What is expected -
Please quote every line word for word.

Data for this task -
****

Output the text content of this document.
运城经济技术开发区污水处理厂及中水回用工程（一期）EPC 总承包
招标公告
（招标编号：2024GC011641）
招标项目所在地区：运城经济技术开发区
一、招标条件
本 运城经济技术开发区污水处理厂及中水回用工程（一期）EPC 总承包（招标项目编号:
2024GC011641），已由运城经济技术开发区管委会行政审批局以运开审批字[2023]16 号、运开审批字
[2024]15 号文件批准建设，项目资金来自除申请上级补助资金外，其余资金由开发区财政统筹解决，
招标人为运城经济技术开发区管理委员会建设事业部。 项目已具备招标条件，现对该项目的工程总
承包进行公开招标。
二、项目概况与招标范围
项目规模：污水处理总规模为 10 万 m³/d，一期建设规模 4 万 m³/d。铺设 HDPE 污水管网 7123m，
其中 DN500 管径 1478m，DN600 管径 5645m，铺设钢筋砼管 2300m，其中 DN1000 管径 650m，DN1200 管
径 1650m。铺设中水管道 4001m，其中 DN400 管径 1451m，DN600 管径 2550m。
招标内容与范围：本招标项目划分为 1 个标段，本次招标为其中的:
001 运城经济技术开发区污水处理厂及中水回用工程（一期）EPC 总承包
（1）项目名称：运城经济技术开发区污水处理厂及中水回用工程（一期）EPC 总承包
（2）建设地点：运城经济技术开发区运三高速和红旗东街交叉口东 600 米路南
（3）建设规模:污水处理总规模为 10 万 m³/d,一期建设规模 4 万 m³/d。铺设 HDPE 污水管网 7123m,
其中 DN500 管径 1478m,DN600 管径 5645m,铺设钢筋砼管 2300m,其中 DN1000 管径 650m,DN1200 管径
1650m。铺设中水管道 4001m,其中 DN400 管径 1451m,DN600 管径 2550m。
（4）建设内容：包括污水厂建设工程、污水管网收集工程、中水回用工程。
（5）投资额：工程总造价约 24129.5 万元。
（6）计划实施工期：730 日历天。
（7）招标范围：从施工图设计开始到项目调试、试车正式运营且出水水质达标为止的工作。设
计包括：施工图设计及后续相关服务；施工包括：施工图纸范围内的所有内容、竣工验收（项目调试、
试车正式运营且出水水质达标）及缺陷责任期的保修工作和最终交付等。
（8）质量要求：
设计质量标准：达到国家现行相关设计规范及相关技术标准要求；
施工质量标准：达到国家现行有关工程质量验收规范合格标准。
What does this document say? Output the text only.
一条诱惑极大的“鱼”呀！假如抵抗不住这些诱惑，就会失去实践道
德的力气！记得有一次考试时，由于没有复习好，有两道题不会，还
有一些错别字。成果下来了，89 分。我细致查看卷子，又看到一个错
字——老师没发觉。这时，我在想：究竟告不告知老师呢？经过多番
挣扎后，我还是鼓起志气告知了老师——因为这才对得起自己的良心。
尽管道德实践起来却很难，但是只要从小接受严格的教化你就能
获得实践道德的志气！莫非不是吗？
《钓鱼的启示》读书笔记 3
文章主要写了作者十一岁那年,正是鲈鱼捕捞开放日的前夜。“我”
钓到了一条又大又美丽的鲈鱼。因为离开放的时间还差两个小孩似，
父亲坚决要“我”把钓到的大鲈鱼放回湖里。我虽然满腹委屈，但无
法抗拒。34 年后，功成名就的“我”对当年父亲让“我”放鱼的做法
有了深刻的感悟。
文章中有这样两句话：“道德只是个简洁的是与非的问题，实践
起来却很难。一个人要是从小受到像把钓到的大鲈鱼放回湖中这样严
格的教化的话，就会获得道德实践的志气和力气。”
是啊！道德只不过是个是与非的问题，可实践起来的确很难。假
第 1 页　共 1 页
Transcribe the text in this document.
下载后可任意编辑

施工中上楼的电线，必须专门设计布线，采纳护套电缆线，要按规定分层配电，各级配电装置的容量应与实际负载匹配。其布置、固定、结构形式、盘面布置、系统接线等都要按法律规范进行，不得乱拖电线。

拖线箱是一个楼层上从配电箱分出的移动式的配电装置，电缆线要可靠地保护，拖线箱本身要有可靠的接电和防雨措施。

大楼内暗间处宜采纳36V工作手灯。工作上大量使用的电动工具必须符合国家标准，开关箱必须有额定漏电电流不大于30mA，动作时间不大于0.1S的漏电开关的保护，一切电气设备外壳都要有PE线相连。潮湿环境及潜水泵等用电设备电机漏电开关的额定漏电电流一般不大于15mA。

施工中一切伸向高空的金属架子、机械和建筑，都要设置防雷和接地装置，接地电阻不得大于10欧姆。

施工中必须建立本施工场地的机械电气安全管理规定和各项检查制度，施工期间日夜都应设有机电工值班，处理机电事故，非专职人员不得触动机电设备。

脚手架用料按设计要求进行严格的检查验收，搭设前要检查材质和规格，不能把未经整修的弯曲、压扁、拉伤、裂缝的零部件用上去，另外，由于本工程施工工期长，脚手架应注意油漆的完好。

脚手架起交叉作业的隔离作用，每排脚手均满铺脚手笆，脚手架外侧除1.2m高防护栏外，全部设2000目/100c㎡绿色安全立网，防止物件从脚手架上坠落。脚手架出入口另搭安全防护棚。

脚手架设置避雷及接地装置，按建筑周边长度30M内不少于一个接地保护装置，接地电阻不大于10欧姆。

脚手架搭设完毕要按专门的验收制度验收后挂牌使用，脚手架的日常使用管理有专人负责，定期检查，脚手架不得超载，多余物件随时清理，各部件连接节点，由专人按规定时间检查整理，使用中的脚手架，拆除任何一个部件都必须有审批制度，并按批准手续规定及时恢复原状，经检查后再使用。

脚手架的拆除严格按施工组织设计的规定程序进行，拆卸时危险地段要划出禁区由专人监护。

****

Output of the exercise -
Output the text content of this document.
运城经济技术开发区污水处理厂及中水回用工程（一期）EPC 总承包
招标公告
（招标编号：2024GC011641）
招标项目所在地区：运城经济技术开发区
一、招标条件
本 运城经济技术开发区污水处理厂及中水回用工程（一期）EPC 总承包（招标项目编号:
2024GC011641），已由运城经济技术开发区管委会行政审批局以运开审批字[2023]16 号、运开审批字
[2024]15 号文件批准建设，项目资金来自除申请上级补助资金外，其余资金由开发区财政统筹解决，
招标人为运城经济技术开发区管理委员会建设事业部。 项目已具备招标条件，现对该项目的工程总
承包进行公开招标。
二、项目概况与招标范围
项目规模：污水处理总规模为 10 万 m³/d，一期建设规模 4 万 m³/d。铺设 HDPE 污水管网 7123m，
其中 DN500 管径 1478m，DN600 管径 5645m，铺设钢筋砼管 2300m，其中 DN1000 管径 650m，DN1200 管
径 1650m。铺设中水管道 4001m，其中 DN400 管径 1451m，DN600 管径 2550m。
招标内容与范围：本招标项目划分为 1 个标段，本次招标为其中的:
001 运城经济技术开发区污水处理厂及中水回用工程（一期）EPC 总承包
（1）项目名称：运城经济技术开发区污水处理厂及中水回用工程（一期）EPC 总承包
（2）建设地点：运城经济技术开发区运三高速和红旗东街交叉口东 600 米路南
（3）建设规模:污水处理总规模为 10 万 m³/d,一期建设规模 4 万 m³/d。铺设 HDPE 污水管网 7123m,
其中 DN500 管径 1478m,DN600 管径 5645m,铺设钢筋砼管 2300m,其中 DN1000 管径 650m,DN1200 管径
1650m。铺设中水管道 4001m,其中 DN400 管径 1451m,DN600 管径 2550m。
（4）建设内容：包括污水厂建设工程、污水管网收集工程、中水回用工程。
（5）投资额：工程总造价约 24129.5 万元。
（6）计划实施工期：730 日历天。
（7）招标范围：从施工图设计开始到项目调试、试车正式运营且出水水质达标为止的工作。设
计包括：施工图设计及后续相关服务；施工包括：施工图纸范围内的所有内容、竣工验收（项目调试、
试车正式运营且出水水质达标）及缺陷责任期的保修工作和最终交付等。
（8）质量要求：
设计质量标准：达到国家现行相关设计规范及相关技术标准要求；
施工质量标准：达到国家现行有关工程质量验收规范合格标准。
What does this document say? Output the text only.
一条诱惑极大的“鱼”呀！假如抵抗不住这些诱惑，就会失去实践道
德的力气！记得有一次考试时，由于没有复习好，有两道题不会，还
有一些错别字。成果下来了，89 分。我细致查看卷子，又看到一个错
字——老师没发觉。这时，我在想：究竟告不告知老师呢？经过多番
挣扎后，我还是鼓起志气告知了老师——因为这才对得起自己的良心。
尽管道德实践起来却很难，但是只要从小接受严格的教化你就能
获得实践道德的志气！莫非不是吗？
《钓鱼的启示》读书笔记 3
文章主要写了作者十一岁那年,正是鲈鱼捕捞开放日的前夜。“我”
钓到了一条又大又美丽的鲈鱼。因为离开放的时间还差两个小孩似，
父亲坚决要“我”把钓到的大鲈鱼放回湖里。我虽然满腹委屈，但无
法抗拒。34 年后，功成名就的“我”对当年父亲让“我”放鱼的做法
有了深刻的感悟。
文章中有这样两句话：“道德只是个简洁的是与非的问题，实践
起来却很难。一个人要是从小受到像把钓到的大鲈鱼放回湖中这样严
格的教化的话，就会获得道德实践的志气和力气。”
是啊！道德只不过是个是与非的问题，可实践起来的确很难。假
第 1 页　共 1 页
Transcribe the text in this document.
下载后可任意编辑

施工中上楼的电线，必须专门设计布线，采纳护套电缆线，要按规定分层配电，各级配电装置的容量应与实际负载匹配。其布置、固定、结构形式、盘面布置、系统接线等都要按法律规范进行，不得乱拖电线。

拖线箱是一个楼层上从配电箱分出的移动式的配电装置，电缆线要可靠地保护，拖线箱本身要有可靠的接电和防雨措施。

大楼内暗间处宜采纳36V工作手灯。工作上大量使用的电动工具必须符合国家标准，开关箱必须有额定漏电电流不大于30mA，动作时间不大于0.1S的漏电开关的保护，一切电气设备外壳都要有PE线相连。潮湿环境及潜水泵等用电设备电机漏电开关的额定漏电电流一般不大于15mA。

施工中一切伸向高空的金属架子、机械和建筑，都要设置防雷和接地装置，接地电阻不得大于10欧姆。

施工中必须建立本施工场地的机械电气安全管理规定和各项检查制度，施工期间日夜都应设有机电工值班，处理机电事故，非专职人员不得触动机电设备。

脚手架用料按设计要求进行严格的检查验收，搭设前要检查材质和规格，不能把未经整修的弯曲、压扁、拉伤、裂缝的零部件用上去，另外，由于本工程施工工期长，脚手架应注意油漆的完好。

脚手架起交叉作业的隔离作用，每排脚手均满铺脚手笆，脚手架外侧除1.2m高防护栏外，全部设2000目/100c㎡绿色安全立网，防止物件从脚手架上坠落。脚手架出入口另搭安全防护棚。

脚手架设置避雷及接地装置，按建筑周边长度30M内不少于一个接地保护装置，接地电阻不大于10欧姆。

脚手架搭设完毕要按专门的验收制度验收后挂牌使用，脚手架的日常使用管理有专人负责，定期检查，脚手架不得超载，多余物件随时清理，各部件连接节点，由专人按规定时间检查整理，使用中的脚手架，拆除任何一个部件都必须有审批制度，并按批准手续规定及时恢复原状，经检查后再使用。

脚手架的拆除严格按施工组织设计的规定程序进行，拆卸时危险地段要划出禁区由专人监护。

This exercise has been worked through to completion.